ENTRIES PROVIDED:
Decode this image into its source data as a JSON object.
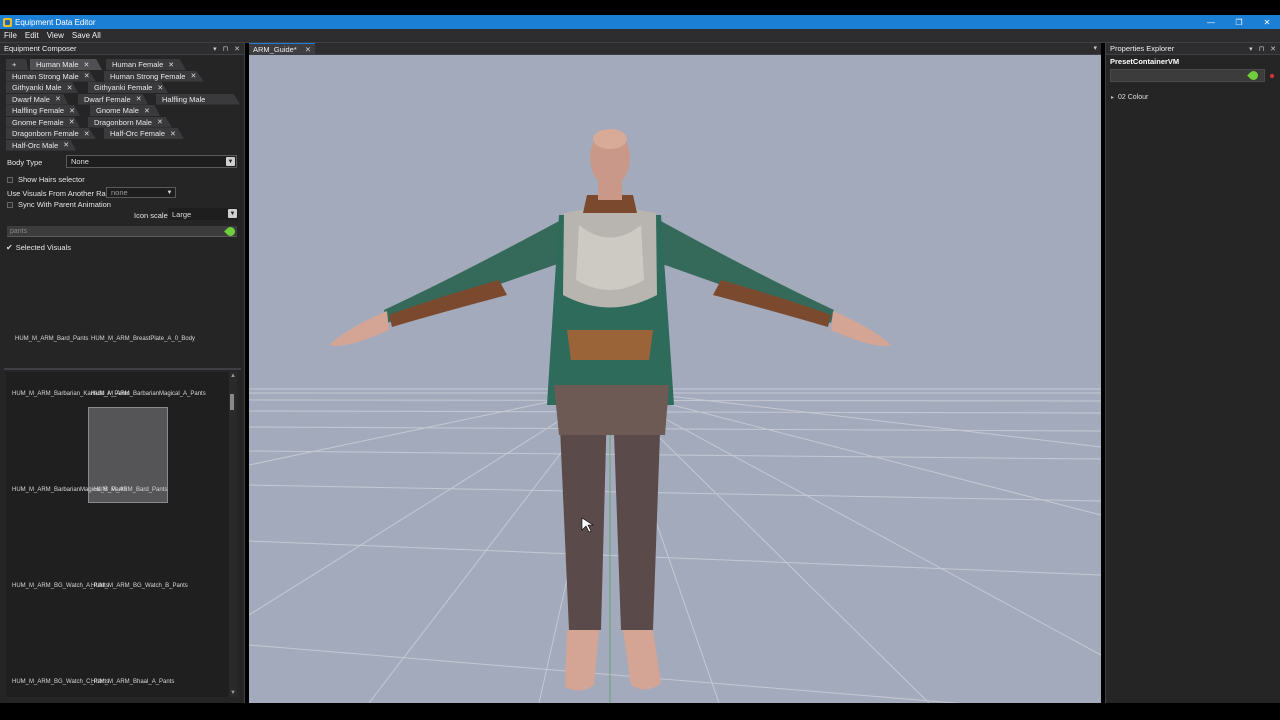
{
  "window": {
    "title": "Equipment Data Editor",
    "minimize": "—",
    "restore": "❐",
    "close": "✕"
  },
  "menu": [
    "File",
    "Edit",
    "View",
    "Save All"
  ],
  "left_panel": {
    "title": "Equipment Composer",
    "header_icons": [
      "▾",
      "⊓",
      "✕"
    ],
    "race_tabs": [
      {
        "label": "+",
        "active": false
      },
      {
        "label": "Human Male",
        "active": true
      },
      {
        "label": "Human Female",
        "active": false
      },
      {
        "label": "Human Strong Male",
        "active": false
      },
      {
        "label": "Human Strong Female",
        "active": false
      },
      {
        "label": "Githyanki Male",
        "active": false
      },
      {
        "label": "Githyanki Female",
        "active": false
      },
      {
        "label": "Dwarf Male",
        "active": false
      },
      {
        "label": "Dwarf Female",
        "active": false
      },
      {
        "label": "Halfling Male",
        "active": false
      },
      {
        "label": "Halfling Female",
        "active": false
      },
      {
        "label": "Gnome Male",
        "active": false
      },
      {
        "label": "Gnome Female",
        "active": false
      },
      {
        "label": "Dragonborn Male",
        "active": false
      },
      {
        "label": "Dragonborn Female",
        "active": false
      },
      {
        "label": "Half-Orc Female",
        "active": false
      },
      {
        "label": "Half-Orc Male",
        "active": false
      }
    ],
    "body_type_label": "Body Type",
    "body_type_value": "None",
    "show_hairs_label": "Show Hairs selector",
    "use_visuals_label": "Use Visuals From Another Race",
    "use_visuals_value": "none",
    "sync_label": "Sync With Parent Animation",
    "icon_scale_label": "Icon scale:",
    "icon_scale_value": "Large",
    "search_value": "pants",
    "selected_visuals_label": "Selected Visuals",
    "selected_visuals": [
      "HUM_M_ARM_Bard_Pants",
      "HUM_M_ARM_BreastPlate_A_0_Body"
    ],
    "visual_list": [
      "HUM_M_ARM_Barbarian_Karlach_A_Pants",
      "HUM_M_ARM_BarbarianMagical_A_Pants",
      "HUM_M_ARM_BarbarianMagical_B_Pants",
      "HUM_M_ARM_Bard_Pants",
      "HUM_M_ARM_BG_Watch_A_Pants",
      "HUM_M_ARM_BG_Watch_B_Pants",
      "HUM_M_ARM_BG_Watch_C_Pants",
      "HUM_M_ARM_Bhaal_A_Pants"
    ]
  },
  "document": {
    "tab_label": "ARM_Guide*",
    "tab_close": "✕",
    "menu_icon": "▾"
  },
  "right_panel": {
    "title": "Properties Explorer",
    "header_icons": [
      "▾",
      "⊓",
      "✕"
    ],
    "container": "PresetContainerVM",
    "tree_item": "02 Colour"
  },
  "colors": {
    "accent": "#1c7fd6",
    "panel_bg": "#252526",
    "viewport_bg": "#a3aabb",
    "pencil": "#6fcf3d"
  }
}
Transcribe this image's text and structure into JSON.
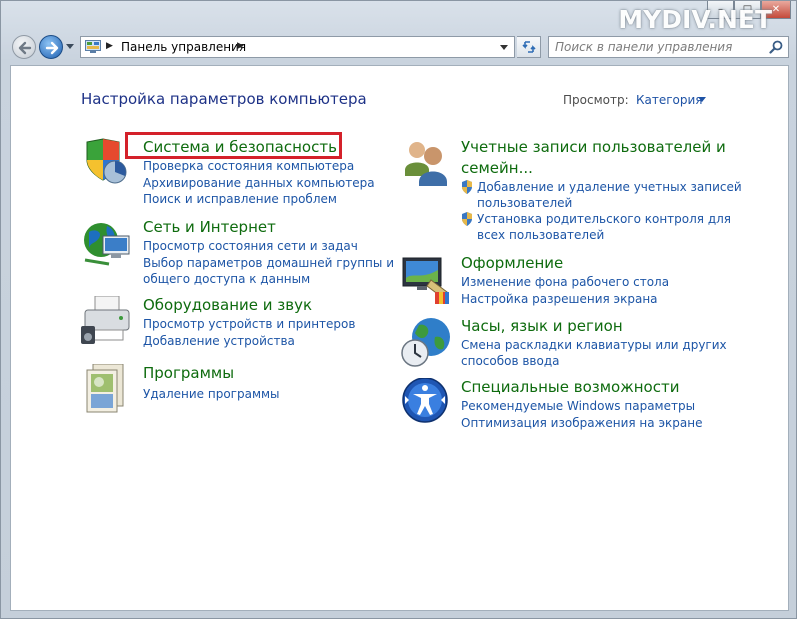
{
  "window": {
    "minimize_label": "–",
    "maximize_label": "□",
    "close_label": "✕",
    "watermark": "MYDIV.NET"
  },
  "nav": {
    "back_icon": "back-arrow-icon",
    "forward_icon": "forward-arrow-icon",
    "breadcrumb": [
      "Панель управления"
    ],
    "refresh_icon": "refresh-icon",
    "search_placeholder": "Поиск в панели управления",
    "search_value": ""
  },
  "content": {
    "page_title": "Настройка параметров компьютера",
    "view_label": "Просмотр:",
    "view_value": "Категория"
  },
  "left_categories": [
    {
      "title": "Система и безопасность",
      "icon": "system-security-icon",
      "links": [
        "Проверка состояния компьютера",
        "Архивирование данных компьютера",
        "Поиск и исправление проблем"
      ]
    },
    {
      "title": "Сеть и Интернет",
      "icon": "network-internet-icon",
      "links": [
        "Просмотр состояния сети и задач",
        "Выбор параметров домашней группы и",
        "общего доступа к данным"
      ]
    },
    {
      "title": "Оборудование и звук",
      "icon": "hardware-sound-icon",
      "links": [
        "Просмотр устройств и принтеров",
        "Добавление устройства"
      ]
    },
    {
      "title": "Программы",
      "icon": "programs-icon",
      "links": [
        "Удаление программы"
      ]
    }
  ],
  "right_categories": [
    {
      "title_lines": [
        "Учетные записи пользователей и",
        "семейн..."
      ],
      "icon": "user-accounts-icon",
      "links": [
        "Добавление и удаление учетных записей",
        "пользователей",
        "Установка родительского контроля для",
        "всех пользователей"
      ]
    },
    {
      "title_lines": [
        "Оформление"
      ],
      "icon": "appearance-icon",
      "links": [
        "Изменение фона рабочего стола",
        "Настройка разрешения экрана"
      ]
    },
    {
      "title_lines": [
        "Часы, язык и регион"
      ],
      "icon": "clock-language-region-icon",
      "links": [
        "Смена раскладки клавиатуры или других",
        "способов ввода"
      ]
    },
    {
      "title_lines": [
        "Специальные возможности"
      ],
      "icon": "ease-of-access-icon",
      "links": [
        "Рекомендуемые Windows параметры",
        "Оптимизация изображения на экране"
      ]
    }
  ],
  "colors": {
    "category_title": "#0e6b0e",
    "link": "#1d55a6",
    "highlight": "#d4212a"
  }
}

...

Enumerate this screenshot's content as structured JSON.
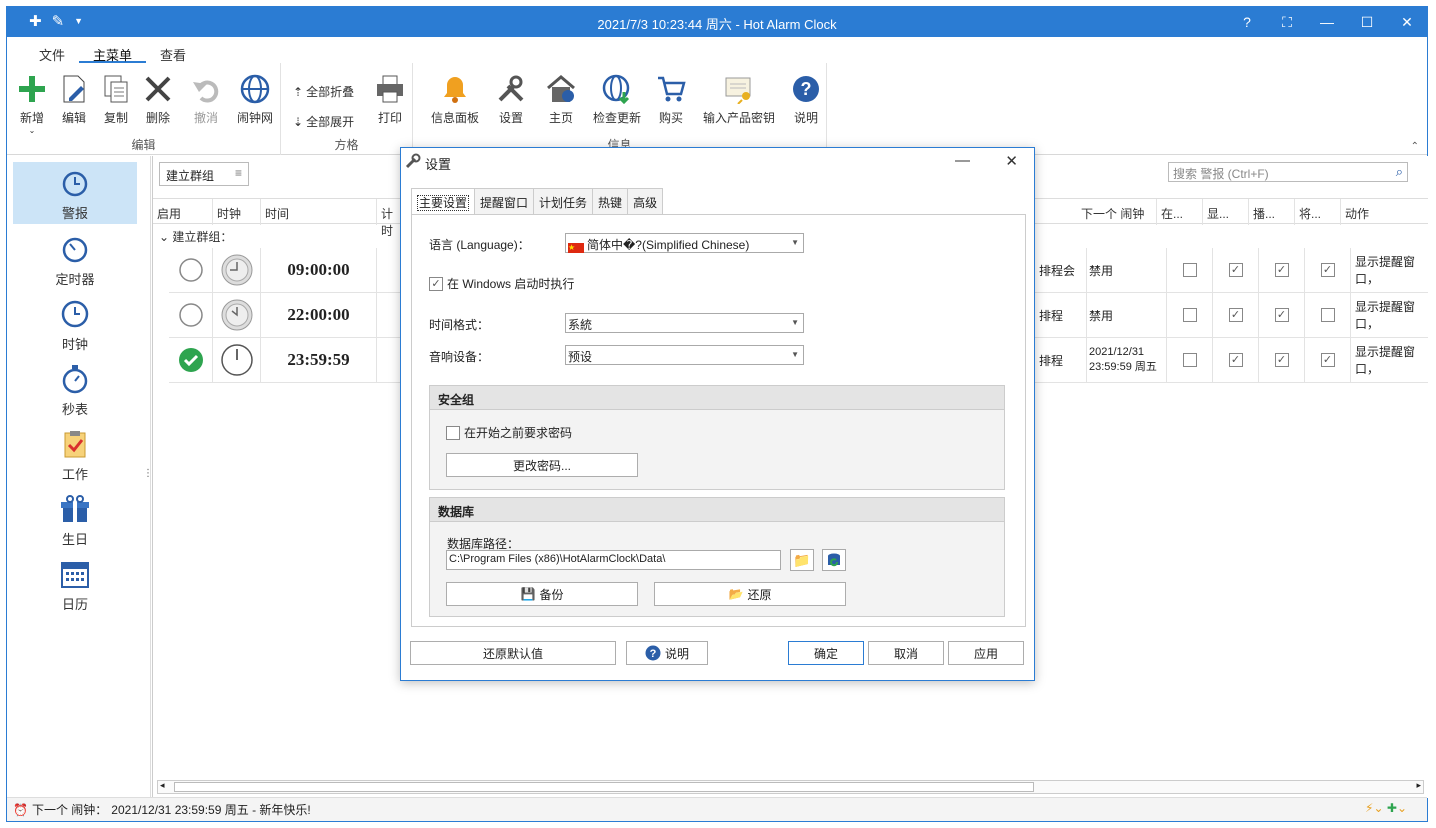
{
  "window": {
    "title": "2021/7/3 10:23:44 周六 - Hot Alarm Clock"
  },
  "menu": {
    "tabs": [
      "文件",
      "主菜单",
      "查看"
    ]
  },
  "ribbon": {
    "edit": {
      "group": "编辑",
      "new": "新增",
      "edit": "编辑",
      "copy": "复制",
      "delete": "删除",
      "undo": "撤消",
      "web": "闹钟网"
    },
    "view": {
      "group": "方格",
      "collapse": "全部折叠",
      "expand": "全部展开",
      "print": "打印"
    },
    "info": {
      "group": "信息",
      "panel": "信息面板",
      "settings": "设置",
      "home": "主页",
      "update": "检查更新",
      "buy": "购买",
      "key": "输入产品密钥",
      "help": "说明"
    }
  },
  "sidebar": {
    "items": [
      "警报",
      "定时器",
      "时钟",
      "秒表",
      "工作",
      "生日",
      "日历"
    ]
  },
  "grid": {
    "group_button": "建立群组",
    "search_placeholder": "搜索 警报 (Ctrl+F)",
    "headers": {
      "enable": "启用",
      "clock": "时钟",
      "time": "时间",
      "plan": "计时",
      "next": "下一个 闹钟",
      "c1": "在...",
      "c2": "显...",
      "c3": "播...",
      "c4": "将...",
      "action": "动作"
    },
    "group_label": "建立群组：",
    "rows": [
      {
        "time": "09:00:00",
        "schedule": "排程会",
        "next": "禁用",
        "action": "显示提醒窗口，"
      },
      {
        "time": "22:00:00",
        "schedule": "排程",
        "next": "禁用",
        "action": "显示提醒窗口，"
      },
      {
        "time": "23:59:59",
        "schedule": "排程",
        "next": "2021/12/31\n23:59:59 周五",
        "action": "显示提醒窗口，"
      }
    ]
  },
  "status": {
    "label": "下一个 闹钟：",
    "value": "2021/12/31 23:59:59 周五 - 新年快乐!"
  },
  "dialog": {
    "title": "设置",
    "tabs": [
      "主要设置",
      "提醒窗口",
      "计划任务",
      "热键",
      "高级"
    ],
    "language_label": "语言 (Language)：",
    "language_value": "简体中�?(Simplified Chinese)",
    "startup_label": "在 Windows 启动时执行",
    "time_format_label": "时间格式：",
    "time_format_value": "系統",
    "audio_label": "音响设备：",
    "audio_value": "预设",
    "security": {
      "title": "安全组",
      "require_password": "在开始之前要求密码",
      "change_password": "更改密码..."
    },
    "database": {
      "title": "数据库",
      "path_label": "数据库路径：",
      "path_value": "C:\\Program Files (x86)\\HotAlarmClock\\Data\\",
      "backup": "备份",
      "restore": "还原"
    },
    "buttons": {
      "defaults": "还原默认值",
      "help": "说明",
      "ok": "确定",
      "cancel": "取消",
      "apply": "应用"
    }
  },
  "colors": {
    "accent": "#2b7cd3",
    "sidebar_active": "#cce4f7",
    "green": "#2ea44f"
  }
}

TASK BRIEF: State how many lines hold the word "image". The number is the whole answer.

RESULT OF THE TASK: 2